◆ **TAREFA 1**: Reproduza sem nenhuma alteração apenas as linhas das entradas que começam na que contém "candle-body xyxy=(363,258,371,267)" e terminam na que contém "rsi-value-label: 45.91 xyxy=(884,465,914,479)", incluindo as duas.

Os PPA's elaborados no primeiro e segundo governo Fernando Henrique Cardoso eram, assim, portadores de uma diferença importante em relação às políticas territoriais do período anterior: traçavam linhas de intervenção com a pretensão de integrar o país a América do Sul, abrindo mercados do Atlântico ao Pacífico. As estratégias de integração internacional desenhadas no governo FHC, mesmo com críticas e reestruturações, foram em linhas gerais incorporadas e aprofundadas no governo de Luís Inácio Lula da Silva e se fizeram presentes no PPA de 2004/2007 e no Programa de Aceleração do Crescimento (PAC) de 2007/2010.

O enfoque da integração de mercados fez com que a Amazônia ocupasse uma posição central diante das estratégias do Estado brasileiro. Primeiro, porque é através da região amazônica que o país tem conexão física com seis outros Estados sul-americanos e com a Guiana Francesa. Isso torna suas fronteiras internacionais importantes espaços estratégicos. Segundo, a região amazônica, mais uma vez, é encarada como fronteira de recursos que apresenta grande potencial para exploração econômica, apesar de, e mesmo considerando suas especificidades ambientais. Aberta a múltiplas possibilidades por conta de seus estoques incomparáveis de biodiversidade, bens culturais imateriais e materiais, assim como recursos naturais inexplorados a região desperta interesse do grande capital e das redes internacionais por seu forte potencial de capitalização (Superti, 2011).

A retomada da concepção de fronteira de recursos e dos projetos de infraestrutura econômica na região amazônica surgiu em contraste á luta de movimentos locais de preservação ambiental e melhoria das condições de vida das comunidades extrativista, à atuação de ONG's ambientalistas nacionais e internacionais e à tendência crescente de políticas publicas estatais preservacionistas que marcaram o período imediato pós-regime militar. Estado nacional foi obrigado a dar respostas na forma e politicas públicas de proteção ambiental dada as fortes pressões internas ligadas aos conflitos sociais e ambientais, que levaram a morte de Chico Mendes em 1988, a mobilização internacional e nacional que denunciava os malefícios da depredação ambiental promovida pelas politicas de ocupação via colonização e exploração de seus recursos minerais e hidrelétricos. E, ainda, pelos debates e compromissos assumidos nos eventos internacionais sobre meio ambiente promovidos pela ONU.

Contudo, se por um lado o meio ambiente adquiriu espaço na agenda política externa e interna pela atuação de importantes forças politicas, inclusive amazônidas, por outro, se tornou evidente a força do imperativo macroeconômico como definidor das políticas territoriais a partir de meados da década de 1990. A participação do país no sistema internacional marcado pelas reformas econômicas neoliberais dependia de sua capacidade em alcançar novos mercados e incrementar competitividade externa de seus produtos.

O planejamento do Estado incluía a Amazônia na perspectiva macroeconômica de inserção do país no mercado supranacional. Sua forma de organização e articulação das ações dava-se através dos Eixos Nacionais de Integração (ENID).

◆ **OS DADOS**:
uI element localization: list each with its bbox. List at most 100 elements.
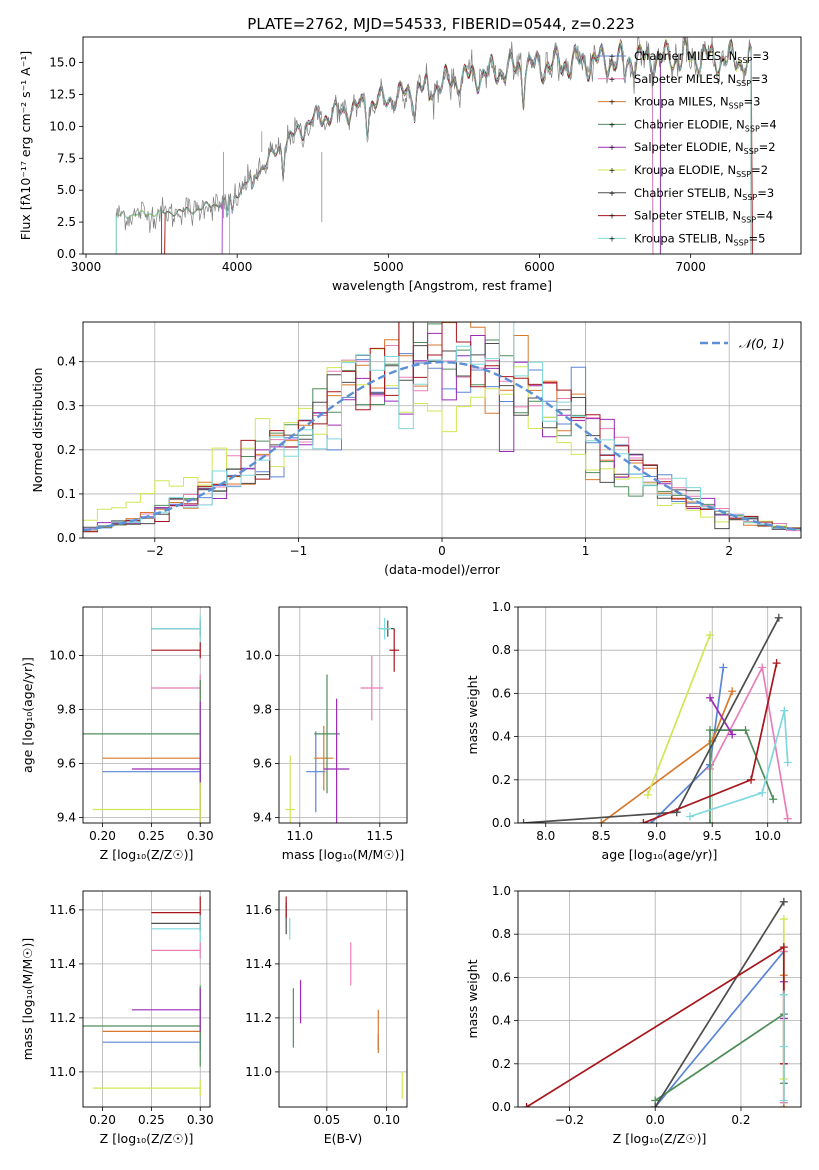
spectrum-xtick-label: 6000	[524, 260, 555, 274]
weight_vs_age-series-marker-1	[758, 663, 767, 672]
legend-marker-7: +	[609, 212, 616, 221]
weight_vs_age-series-marker-6	[519, 819, 528, 823]
spectrum-ylabel: Flux [fλ10⁻¹⁷ erg cm⁻² s⁻¹ A⁻¹]	[18, 51, 33, 240]
weight_vs_Z-series-marker-8	[779, 990, 788, 999]
legend-label-0: Chabrier MILES, NSSP=3	[634, 49, 769, 65]
spectrum-ytick-label: 10.0	[49, 119, 76, 133]
age_vs_Z-xtick-label: 0.20	[89, 829, 116, 843]
age_vs_mass-ytick-label: 10.0	[245, 649, 272, 663]
weight_vs_Z-xtick-label: 0.2	[731, 1113, 750, 1127]
age_vs_mass-xtick-label: 11.5	[366, 829, 393, 843]
weight_vs_Z-plot-area	[522, 897, 788, 1107]
age_vs_Z-ytick-label: 9.4	[57, 811, 76, 825]
weight_vs_Z-series-marker-5	[779, 915, 788, 924]
weight_vs_Z-ytick-label: 0.8	[492, 927, 511, 941]
residuals-xtick-label: 0	[438, 544, 446, 558]
weight_vs_age-ytick-label: 0.4	[492, 730, 511, 744]
age_vs_Z-ytick-label: 9.6	[57, 757, 76, 771]
weight_vs_age-xtick-label: 9.5	[703, 829, 722, 843]
residuals-ytick-label: 0.3	[57, 399, 76, 413]
weight_vs_Z-series-marker-6	[779, 897, 788, 906]
legend-label-5: Kroupa ELODIE, NSSP=2	[634, 163, 768, 179]
weight_vs_age-xtick-label: 9.0	[647, 829, 666, 843]
weight_vs_Z-series-marker-8	[779, 1096, 788, 1105]
weight_vs_age-xtick-label: 8.5	[592, 829, 611, 843]
mass_vs_ebv-xlabel: E(B-V)	[324, 1131, 363, 1146]
weight_vs_age-ylabel: mass weight	[465, 675, 480, 754]
legend-marker-1: +	[609, 75, 616, 84]
weight_vs_age-series-line-6	[523, 617, 780, 823]
weight_vs_age-series-marker-2	[597, 819, 606, 823]
mass_vs_ebv-ytick-label: 11.0	[245, 1065, 272, 1079]
weight_vs_Z-ytick-label: 0.2	[492, 1057, 511, 1071]
spectrum-model-line	[161, 44, 654, 254]
figure-title: PLATE=2762, MJD=54533, FIBERID=0544, z=0…	[247, 15, 634, 33]
weight_vs_age-series-marker-7	[747, 775, 756, 784]
spectrum-ytick-label: 7.5	[57, 151, 76, 165]
weight_vs_Z-ytick-label: 0.6	[492, 970, 511, 984]
mass_vs_Z-ylabel: mass [log₁₀(M/M☉)]	[20, 938, 35, 1060]
weight_vs_Z-series-line-0	[654, 950, 785, 1107]
weight_vs_age-frame	[517, 606, 802, 824]
spectrum-xtick-label: 4000	[222, 260, 253, 274]
mass_vs_Z-xlabel: Z [log₁₀(Z/Z☉)]	[100, 1131, 194, 1146]
residuals-ytick-label: 0.0	[57, 531, 76, 545]
weight_vs_Z-series-line-6	[654, 901, 785, 1107]
spectrum-model-line	[221, 38, 661, 254]
weight_vs_age-ytick-label: 0.0	[492, 816, 511, 830]
mass_vs_ebv-ytick-label: 11.4	[245, 957, 272, 971]
age_vs_Z-ylabel: age [log₁₀(age/yr)]	[20, 657, 35, 773]
weight_vs_Z-series-line-3	[654, 1012, 785, 1102]
mass_vs_Z-panel: 0.20 0.25 0.30 11.0 11.2 11.4 11.6 Z [log₁₀(Z/Z…	[20, 890, 214, 1146]
age_vs_Z-xlabel: Z [log₁₀(Z/Z☉)]	[100, 847, 194, 862]
mass_vs_ebv-xtick-label: 0.10	[373, 1113, 400, 1127]
spectrum-xtick-label: 5000	[373, 260, 404, 274]
spectrum-plot-area	[115, 37, 754, 254]
legend-marker-4: +	[609, 143, 616, 152]
weight_vs_age-series-marker-3	[769, 795, 778, 804]
legend-label-6: Chabrier STELIB, NSSP=3	[634, 186, 774, 202]
weight_vs_Z-series-marker-7	[522, 1103, 531, 1107]
legend-label-3: Chabrier ELODIE, NSSP=4	[634, 117, 777, 133]
mass_vs_Z-ytick-label: 11.0	[49, 1065, 76, 1079]
age_vs_Z-plot-area	[83, 615, 201, 823]
legend-marker-2: +	[609, 98, 616, 107]
residuals-xtick-label: −2	[146, 544, 164, 558]
residuals-legend: 𝒩(0, 1)	[700, 336, 785, 351]
residuals-ytick-label: 0.2	[57, 443, 76, 457]
gaussian-curve	[83, 360, 801, 532]
residual-histogram-5	[83, 348, 801, 538]
legend-marker-6: +	[609, 189, 616, 198]
weight_vs_Z-series-marker-8	[779, 1042, 788, 1051]
weight_vs_age-series-line-3	[709, 729, 775, 823]
spectrum-data-line	[115, 37, 752, 233]
age_vs_Z-ytick-label: 10.0	[49, 649, 76, 663]
weight_vs_Z-ylabel: mass weight	[465, 959, 480, 1038]
weight_vs_age-series-marker-5	[705, 631, 714, 640]
weight_vs_Z-frame	[517, 890, 802, 1108]
weight_vs_age-xlabel: age [log₁₀(age/yr)]	[602, 847, 718, 862]
weight_vs_age-series-line-8	[689, 710, 789, 818]
residuals-xtick-label: −1	[290, 544, 308, 558]
weight_vs_Z-panel: −0.2 0.0 0.2 0.0 0.2 0.4 0.6 0.8 1.0 Z [log₁₀(Z/Z…	[465, 884, 802, 1146]
spectrum-frame	[82, 36, 802, 255]
weight_vs_age-series-marker-8	[686, 812, 695, 821]
weight_vs_age-series-marker-8	[758, 788, 767, 797]
age_vs_Z-xtick-label: 0.25	[138, 829, 165, 843]
age_vs_mass-frame	[278, 606, 408, 824]
mass_vs_Z-frame	[82, 890, 211, 1108]
weight_vs_age-xtick-label: 8.0	[536, 829, 555, 843]
mass_vs_ebv-panel: 0.05 0.10 11.0 11.2 11.4 11.6 E(B-V)	[245, 890, 408, 1146]
weight_vs_age-series-marker-4	[728, 730, 737, 739]
spectrum-xtick-label: 7000	[675, 260, 706, 274]
mass_vs_Z-xtick-label: 0.25	[138, 1113, 165, 1127]
mass_vs_ebv-plot-area	[285, 896, 403, 1099]
legend-label-2: Kroupa MILES, NSSP=3	[634, 95, 760, 111]
weight_vs_age-series-marker-4	[705, 693, 714, 702]
spectrum-xtick-label: 3000	[71, 260, 102, 274]
weight_vs_Z-xlabel: Z [log₁₀(Z/Z☉)]	[613, 1131, 707, 1146]
mass_vs_Z-ytick-label: 11.4	[49, 957, 76, 971]
weight_vs_age-series-marker-0	[719, 663, 728, 672]
mass_vs_Z-plot-area	[83, 896, 201, 1097]
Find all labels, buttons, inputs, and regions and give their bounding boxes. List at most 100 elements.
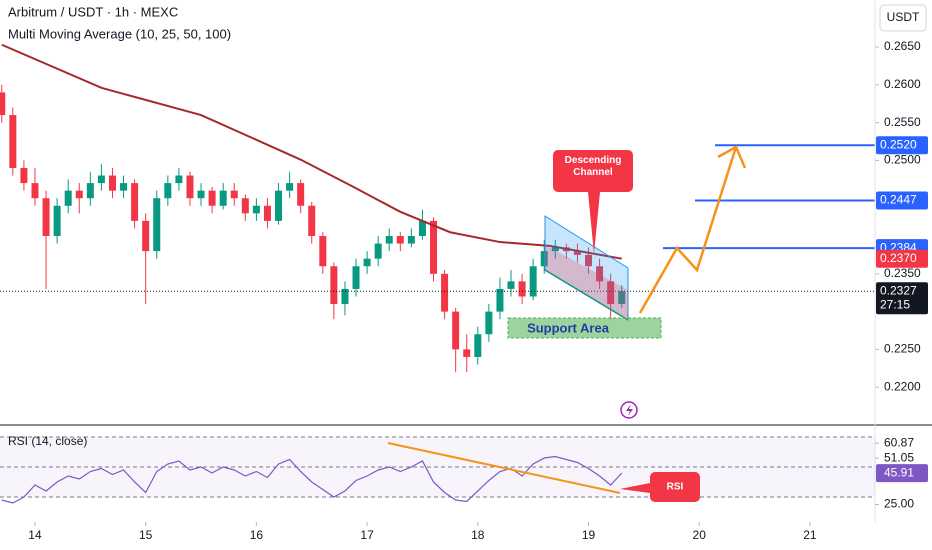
candle-body xyxy=(363,258,371,267)
projection-head xyxy=(717,145,747,169)
channel-callout-box: Descending Channel xyxy=(564,155,622,178)
currency-button[interactable] xyxy=(879,4,927,32)
chart-subtitle: Multi Moving Average (10, 25, 50, 100) xyxy=(8,26,231,41)
price-label: 0.2370 xyxy=(880,251,917,265)
y-tick-label: 25.00 xyxy=(884,497,914,511)
candle-body xyxy=(441,273,449,312)
candle-body xyxy=(131,183,139,221)
support-label: Support Area xyxy=(527,320,610,335)
candle-body xyxy=(0,92,6,116)
candle-body xyxy=(418,220,426,237)
candle-body xyxy=(275,190,283,221)
rsi-callout-text: RSI xyxy=(667,482,684,493)
event-icon-bolt xyxy=(626,404,633,416)
candle-body xyxy=(142,220,150,252)
x-tick-label: 17 xyxy=(360,528,374,542)
price-label-box xyxy=(876,191,928,210)
candle-body xyxy=(573,251,581,255)
candle-body xyxy=(607,281,615,305)
candle-body xyxy=(319,236,327,267)
candle-body xyxy=(352,266,360,289)
price-label-box xyxy=(876,136,928,155)
rsi-value-box xyxy=(876,464,928,483)
candle-body xyxy=(529,266,537,297)
candle-body xyxy=(164,183,172,199)
candle-body xyxy=(186,175,194,199)
candle-body xyxy=(297,183,305,206)
y-tick-label: 0.2350 xyxy=(884,266,921,280)
rsi-value-label: 45.91 xyxy=(884,465,914,479)
x-tick-label: 15 xyxy=(139,528,153,542)
candle-body xyxy=(407,236,415,244)
rsi-callout xyxy=(620,472,700,502)
candle-body xyxy=(9,115,17,168)
candle-body xyxy=(374,243,382,259)
y-tick-label: 0.2600 xyxy=(884,77,921,91)
x-tick-label: 20 xyxy=(693,528,707,542)
candle-body xyxy=(463,349,471,357)
channel-callout-text: Descending Channel xyxy=(564,155,622,178)
candle-body xyxy=(86,183,94,199)
candle-body xyxy=(175,175,183,184)
price-label: 0.2447 xyxy=(880,193,917,207)
candle-body xyxy=(31,183,39,199)
candle-body xyxy=(53,205,61,237)
candle-body xyxy=(496,288,504,312)
candle-body xyxy=(241,198,249,214)
candle-body xyxy=(596,266,604,282)
chart-title: Arbitrum / USDT · 1h · MEXC xyxy=(8,4,178,19)
rsi-band-fill xyxy=(0,436,875,497)
candle-body xyxy=(341,288,349,305)
currency-label: USDT xyxy=(887,10,920,24)
candle-body xyxy=(75,190,83,199)
candle-body xyxy=(452,311,460,350)
candle-body xyxy=(618,291,626,305)
channel-support xyxy=(544,269,629,321)
price-label-box xyxy=(876,282,928,315)
x-tick-label: 18 xyxy=(471,528,485,542)
x-tick-label: 16 xyxy=(250,528,264,542)
candle-body xyxy=(20,167,28,184)
channel-lower xyxy=(545,245,628,320)
rsi-trendline xyxy=(387,442,621,494)
candle-body xyxy=(485,311,493,335)
candle-body xyxy=(208,190,216,206)
rsi-line xyxy=(1,455,623,504)
candle-body xyxy=(584,254,592,267)
countdown-label: 27:15 xyxy=(880,297,910,311)
candle-body xyxy=(385,236,393,244)
y-tick-label: 0.2200 xyxy=(884,379,921,393)
price-label-box xyxy=(876,249,928,268)
price-label: 0.2520 xyxy=(880,137,917,151)
candle-body xyxy=(308,205,316,237)
rsi-value-label: 51.05 xyxy=(884,450,914,464)
y-tick-label: 0.2250 xyxy=(884,342,921,356)
candle-body xyxy=(252,205,260,214)
channel-callout xyxy=(553,150,633,254)
candle-body xyxy=(540,251,548,267)
candle-body xyxy=(330,266,338,305)
candle-body xyxy=(286,183,294,191)
moving-average xyxy=(1,43,622,260)
x-tick-label: 14 xyxy=(28,528,42,542)
support-area xyxy=(507,317,662,339)
candle-body xyxy=(474,334,482,357)
candle-body xyxy=(64,190,72,206)
candle-body xyxy=(153,198,161,252)
candle-body xyxy=(518,281,526,297)
rsi-value-label: 60.87 xyxy=(884,435,914,449)
y-tick-label: 0.2550 xyxy=(884,115,921,129)
candle-body xyxy=(120,183,128,191)
candle-body xyxy=(430,220,438,274)
price-label: 0.2327 xyxy=(880,283,917,297)
candle-body xyxy=(507,281,515,289)
candle-body xyxy=(108,175,116,191)
candle-body xyxy=(230,190,238,199)
candle-body xyxy=(551,247,559,252)
candle-body xyxy=(219,190,227,206)
rsi-title: RSI (14, close) xyxy=(8,434,87,448)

◆ **TAREFA 2**:
Responda às perguntas abaixo com base no texto de origem.
(a) Em que ano ocorreu a morte de Chico Mendes?
(b) Com quantos outros Estados sul-americanos o país tem conexão física através da região amazônica?
(c) Qual era o nome dos eixos pelos quais se organizavam e articulavam as ações do planejamento do Estado?

◆ **RESPOSTA 1**:
candle-body xyxy=(363,258,371,267)
projection-head xyxy=(717,145,747,169)
channel-callout-box: Descending Channel xyxy=(564,155,622,178)
currency-button[interactable] xyxy=(879,4,927,32)
chart-subtitle: Multi Moving Average (10, 25, 50, 100) xyxy=(8,26,231,41)
price-label: 0.2370 xyxy=(880,251,917,265)
y-tick-label: 25.00 xyxy=(884,497,914,511)
candle-body xyxy=(441,273,449,312)
candle-body xyxy=(131,183,139,221)
support-label: Support Area xyxy=(527,320,610,335)
candle-body xyxy=(0,92,6,116)
candle-body xyxy=(418,220,426,237)
candle-body xyxy=(275,190,283,221)
rsi-callout-text: RSI xyxy=(667,482,684,493)
event-icon-bolt xyxy=(626,404,633,416)
candle-body xyxy=(142,220,150,252)
x-tick-label: 17 xyxy=(360,528,374,542)
price-label-box xyxy=(876,191,928,210)
candle-body xyxy=(573,251,581,255)
candle-body xyxy=(607,281,615,305)
candle-body xyxy=(319,236,327,267)
candle-body xyxy=(352,266,360,289)
price-label-box xyxy=(876,136,928,155)
rsi-value-box xyxy=(876,464,928,483)
candle-body xyxy=(529,266,537,297)
candle-body xyxy=(164,183,172,199)
candle-body xyxy=(186,175,194,199)
candle-body xyxy=(297,183,305,206)
y-tick-label: 0.2350 xyxy=(884,266,921,280)
rsi-value-label: 45.91 xyxy=(884,465,914,479)

◆ **RESPOSTA 2**:
(a) Em 1988.
(b) Com seis outros Estados sul-americanos, além da Guiana Francesa.
(c) Eixos Nacionais de Integração (ENID).